**DIRECTIONS:**
Verbatim copy without pictures. Please print every entry as it stands.

▽

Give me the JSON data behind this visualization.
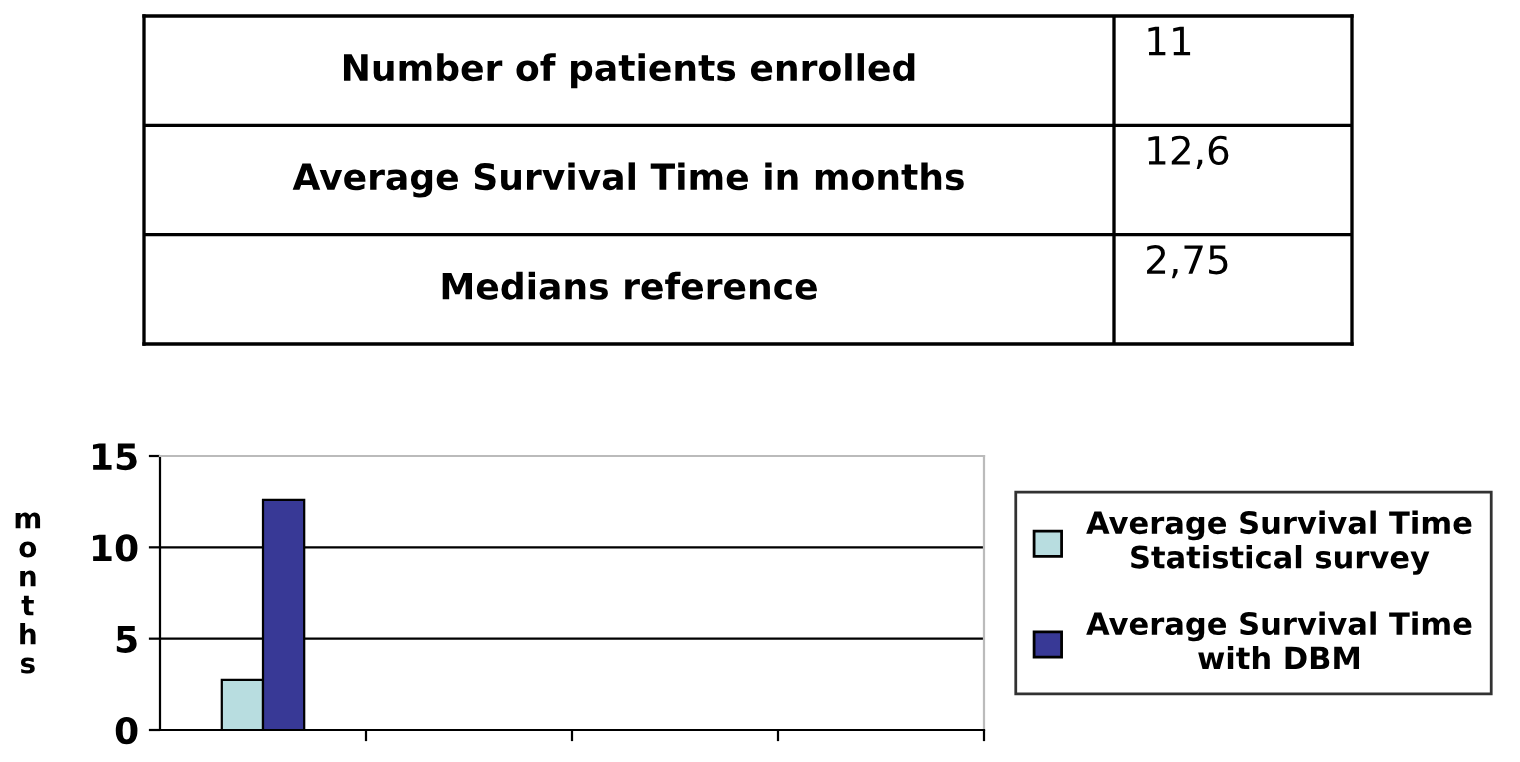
{
  "chart_data": [
    {
      "type": "other",
      "annotations": [
        "Number of patients enrolled",
        "11",
        "Average Survival Time in months",
        "12,6",
        "Medians reference",
        "2,75"
      ]
    },
    {
      "type": "bar",
      "ylabel": "months",
      "categories": [
        null,
        null,
        null,
        null
      ],
      "series": [
        {
          "name": "Average Survival Time Statistical survey",
          "color": "#b8dde0",
          "values": [
            2.75,
            null,
            null,
            null
          ]
        },
        {
          "name": "Average Survival Time with DBM",
          "color": "#383996",
          "values": [
            12.6,
            null,
            null,
            null
          ]
        }
      ],
      "ylim": [
        0,
        15
      ],
      "yticks": [
        0,
        5,
        10,
        15
      ],
      "grid": "y",
      "legend": "right"
    }
  ]
}
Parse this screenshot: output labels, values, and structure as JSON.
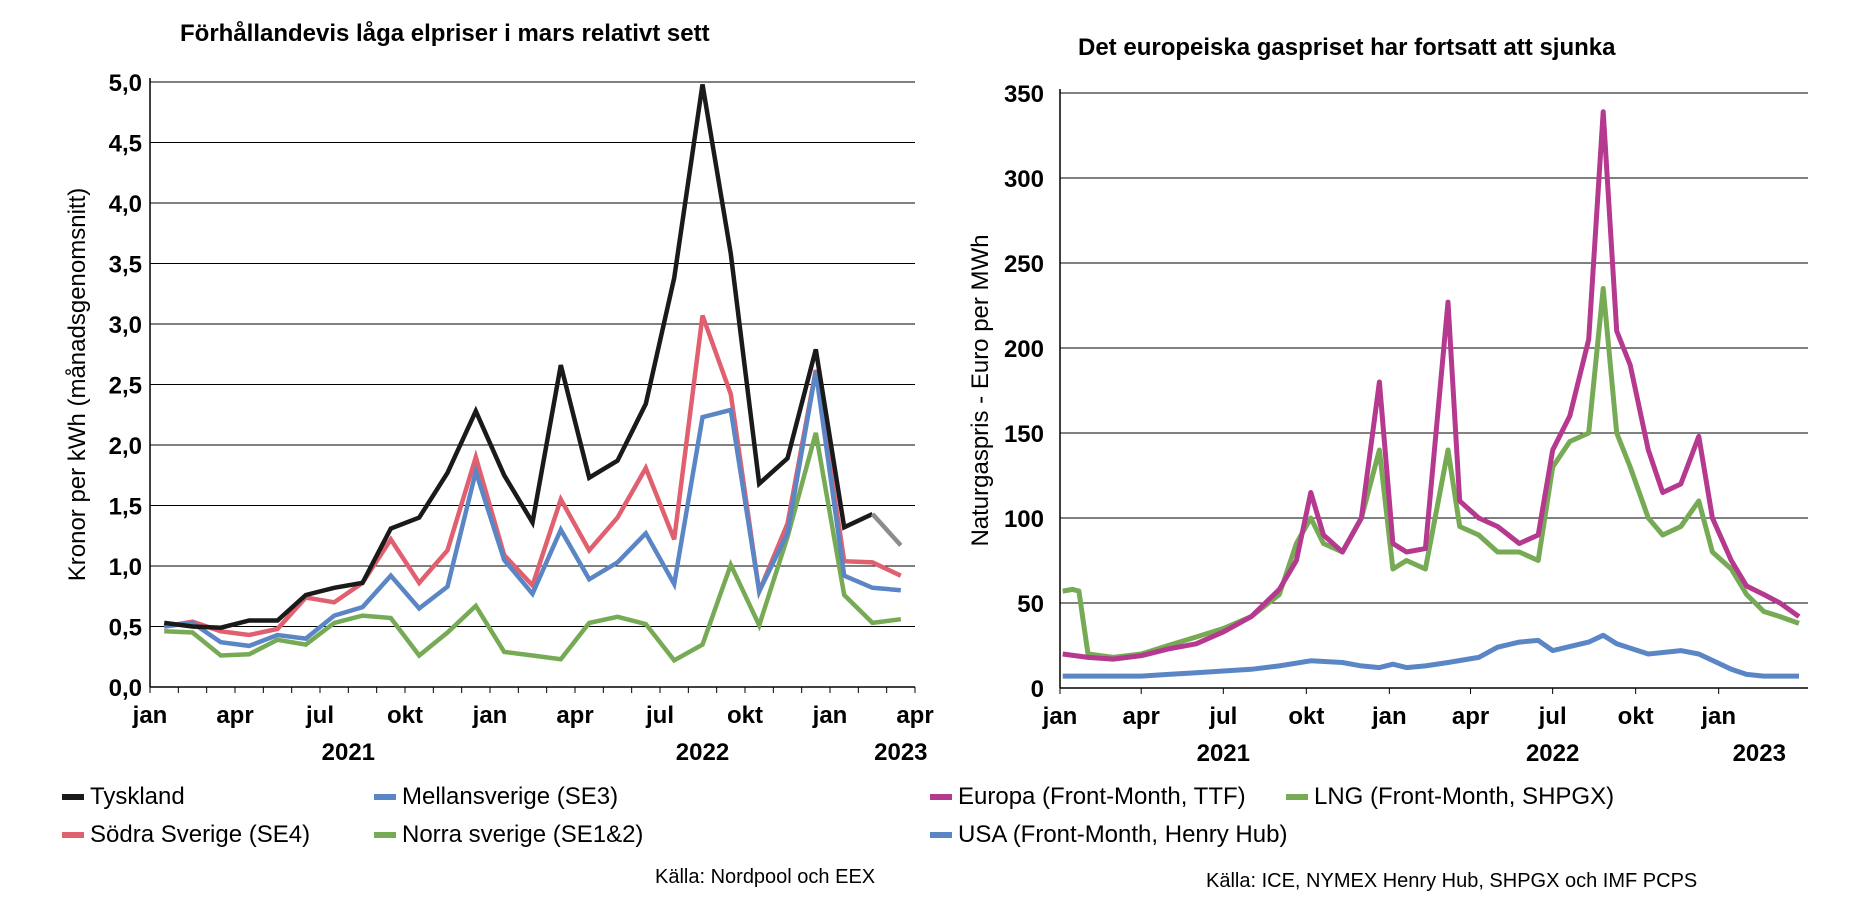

△

**RESPONSE TO THE EXERCISE:**
Give me the JSON data behind this visualization.
{
  "chart_data": [
    {
      "type": "other",
      "annotations": [
        "Number of patients enrolled",
        "11",
        "Average Survival Time in months",
        "12,6",
        "Medians reference",
        "2,75"
      ]
    },
    {
      "type": "bar",
      "ylabel": "months",
      "categories": [
        null,
        null,
        null,
        null
      ],
      "series": [
        {
          "name": "Average Survival Time Statistical survey",
          "color": "#b8dde0",
          "values": [
            2.75,
            null,
            null,
            null
          ]
        },
        {
          "name": "Average Survival Time with DBM",
          "color": "#383996",
          "values": [
            12.6,
            null,
            null,
            null
          ]
        }
      ],
      "ylim": [
        0,
        15
      ],
      "yticks": [
        0,
        5,
        10,
        15
      ],
      "grid": "y",
      "legend": "right"
    }
  ]
}
Parse this screenshot: output labels, values, and structure as JSON.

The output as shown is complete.